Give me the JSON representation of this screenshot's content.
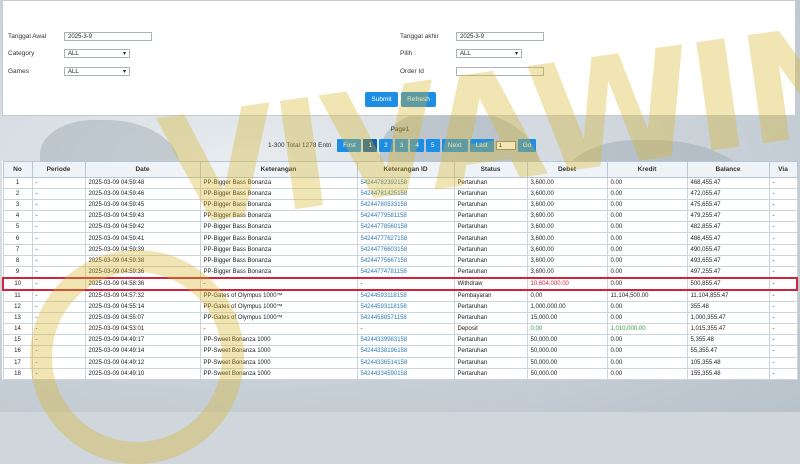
{
  "watermark": "VIVAWIN",
  "filters": {
    "start_date_label": "Tanggal Awal",
    "start_date_value": "2025-3-9",
    "end_date_label": "Tanggal akhir",
    "end_date_value": "2025-3-9",
    "category_label": "Category",
    "category_value": "ALL",
    "pilih_label": "Pilih :",
    "pilih_value": "ALL",
    "games_label": "Games",
    "games_value": "ALL",
    "order_id_label": "Order Id",
    "order_id_value": "",
    "submit_label": "Submit",
    "refresh_label": "Refresh"
  },
  "pager": {
    "title": "Page1",
    "info": "1-300 Total 1278 Entri",
    "first": "First",
    "pages": [
      "1",
      "2",
      "3",
      "4",
      "5"
    ],
    "next": "Next",
    "last": "Last",
    "input_value": "1",
    "go": "Go"
  },
  "table": {
    "headers": [
      "No",
      "Periode",
      "Date",
      "Keterangan",
      "Keterangan ID",
      "Status",
      "Debet",
      "Kredit",
      "Balance",
      "Via"
    ],
    "rows": [
      [
        "1",
        "-",
        "2025-03-09 04:59:48",
        "PP-Bigger Bass Bonanza",
        "54244782392158",
        "Pertaruhan",
        "3,600.00",
        "0.00",
        "468,455.47",
        "-"
      ],
      [
        "2",
        "-",
        "2025-03-09 04:59:46",
        "PP-Bigger Bass Bonanza",
        "54244781425158",
        "Pertaruhan",
        "3,600.00",
        "0.00",
        "472,055.47",
        "-"
      ],
      [
        "3",
        "-",
        "2025-03-09 04:59:45",
        "PP-Bigger Bass Bonanza",
        "54244780533158",
        "Pertaruhan",
        "3,600.00",
        "0.00",
        "475,655.47",
        "-"
      ],
      [
        "4",
        "-",
        "2025-03-09 04:59:43",
        "PP-Bigger Bass Bonanza",
        "54244779581158",
        "Pertaruhan",
        "3,600.00",
        "0.00",
        "479,255.47",
        "-"
      ],
      [
        "5",
        "-",
        "2025-03-09 04:59:42",
        "PP-Bigger Bass Bonanza",
        "54244778560158",
        "Pertaruhan",
        "3,600.00",
        "0.00",
        "482,855.47",
        "-"
      ],
      [
        "6",
        "-",
        "2025-03-09 04:59:41",
        "PP-Bigger Bass Bonanza",
        "54244777627158",
        "Pertaruhan",
        "3,600.00",
        "0.00",
        "486,455.47",
        "-"
      ],
      [
        "7",
        "-",
        "2025-03-09 04:59:39",
        "PP-Bigger Bass Bonanza",
        "54244776603158",
        "Pertaruhan",
        "3,600.00",
        "0.00",
        "490,055.47",
        "-"
      ],
      [
        "8",
        "-",
        "2025-03-09 04:59:38",
        "PP-Bigger Bass Bonanza",
        "54244775667158",
        "Pertaruhan",
        "3,600.00",
        "0.00",
        "493,655.47",
        "-"
      ],
      [
        "9",
        "-",
        "2025-03-09 04:59:36",
        "PP-Bigger Bass Bonanza",
        "54244774781158",
        "Pertaruhan",
        "3,600.00",
        "0.00",
        "497,255.47",
        "-"
      ],
      [
        "10",
        "-",
        "2025-03-09 04:58:36",
        "-",
        "-",
        "Withdraw",
        "10,604,000.00",
        "0.00",
        "500,855.47",
        "-"
      ],
      [
        "11",
        "-",
        "2025-03-09 04:57:32",
        "PP-Gates of Olympus 1000™",
        "54244593118158",
        "Pembayaran",
        "0.00",
        "11,104,500.00",
        "11,104,855.47",
        "-"
      ],
      [
        "12",
        "-",
        "2025-03-09 04:55:14",
        "PP-Gates of Olympus 1000™",
        "54244593118158",
        "Pertaruhan",
        "1,000,000.00",
        "0.00",
        "355.48",
        "-"
      ],
      [
        "13",
        "-",
        "2025-03-09 04:55:07",
        "PP-Gates of Olympus 1000™",
        "54244588571158",
        "Pertaruhan",
        "15,000.00",
        "0.00",
        "1,000,355.47",
        "-"
      ],
      [
        "14",
        "-",
        "2025-03-09 04:53:01",
        "-",
        "-",
        "Deposit",
        "0.00",
        "1,010,000.00",
        "1,015,355.47",
        "-"
      ],
      [
        "15",
        "-",
        "2025-03-09 04:49:17",
        "PP-Sweet Bonanza 1000",
        "54244339983158",
        "Pertaruhan",
        "50,000.00",
        "0.00",
        "5,355.48",
        "-"
      ],
      [
        "16",
        "-",
        "2025-03-09 04:49:14",
        "PP-Sweet Bonanza 1000",
        "54244338196158",
        "Pertaruhan",
        "50,000.00",
        "0.00",
        "55,355.47",
        "-"
      ],
      [
        "17",
        "-",
        "2025-03-09 04:49:12",
        "PP-Sweet Bonanza 1000",
        "54244336514158",
        "Pertaruhan",
        "50,000.00",
        "0.00",
        "105,355.48",
        "-"
      ],
      [
        "18",
        "-",
        "2025-03-09 04:49:10",
        "PP-Sweet Bonanza 1000",
        "54244334590158",
        "Pertaruhan",
        "50,000.00",
        "0.00",
        "155,355.48",
        "-"
      ]
    ],
    "highlight_row": 9,
    "colors": {
      "highlight": "#d0243a",
      "link": "#2a7ab8",
      "green": "#2e9b3a"
    }
  }
}
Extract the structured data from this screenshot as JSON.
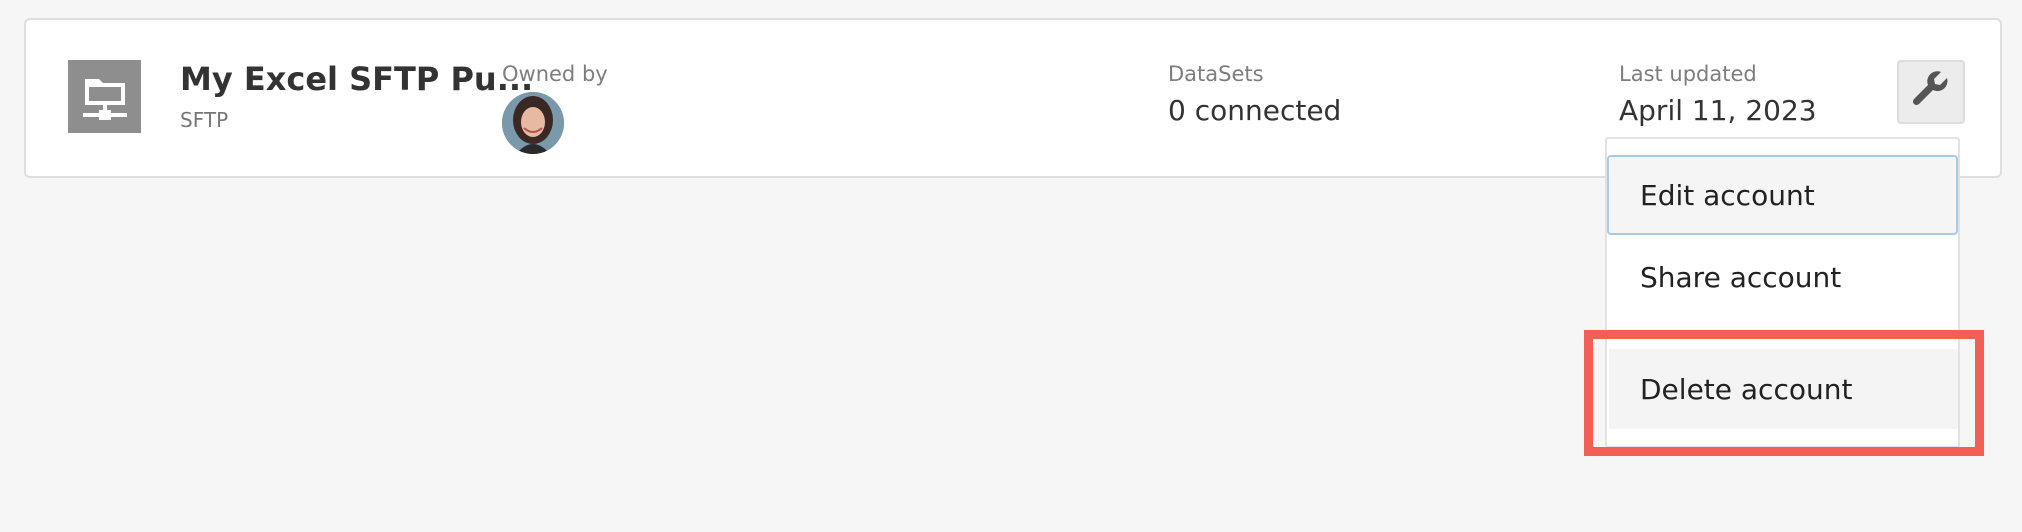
{
  "account": {
    "name": "My Excel SFTP Pu...",
    "type": "SFTP",
    "icon": "sftp-folder-network-icon"
  },
  "owner": {
    "label": "Owned by",
    "avatar": "user-avatar"
  },
  "datasets": {
    "label": "DataSets",
    "value": "0 connected"
  },
  "last_updated": {
    "label": "Last updated",
    "value": "April 11, 2023"
  },
  "actions": {
    "icon": "wrench-icon",
    "menu": {
      "edit_label": "Edit account",
      "share_label": "Share account",
      "delete_label": "Delete account"
    }
  },
  "colors": {
    "highlight": "#f26055",
    "focus_border": "#a9cbe6",
    "icon_bg": "#8e8e8e"
  }
}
····················
From the line containing "Extract the structured" down to the final line of the listing above, write out only those lines exactly as they are, minus the pictures.

Extract the structured data from this screenshot as JSON.
{
  "account": {
    "name": "My Excel SFTP Pu...",
    "type": "SFTP",
    "icon": "sftp-folder-network-icon"
  },
  "owner": {
    "label": "Owned by",
    "avatar": "user-avatar"
  },
  "datasets": {
    "label": "DataSets",
    "value": "0 connected"
  },
  "last_updated": {
    "label": "Last updated",
    "value": "April 11, 2023"
  },
  "actions": {
    "icon": "wrench-icon",
    "menu": {
      "edit_label": "Edit account",
      "share_label": "Share account",
      "delete_label": "Delete account"
    }
  },
  "colors": {
    "highlight": "#f26055",
    "focus_border": "#a9cbe6",
    "icon_bg": "#8e8e8e"
  }
}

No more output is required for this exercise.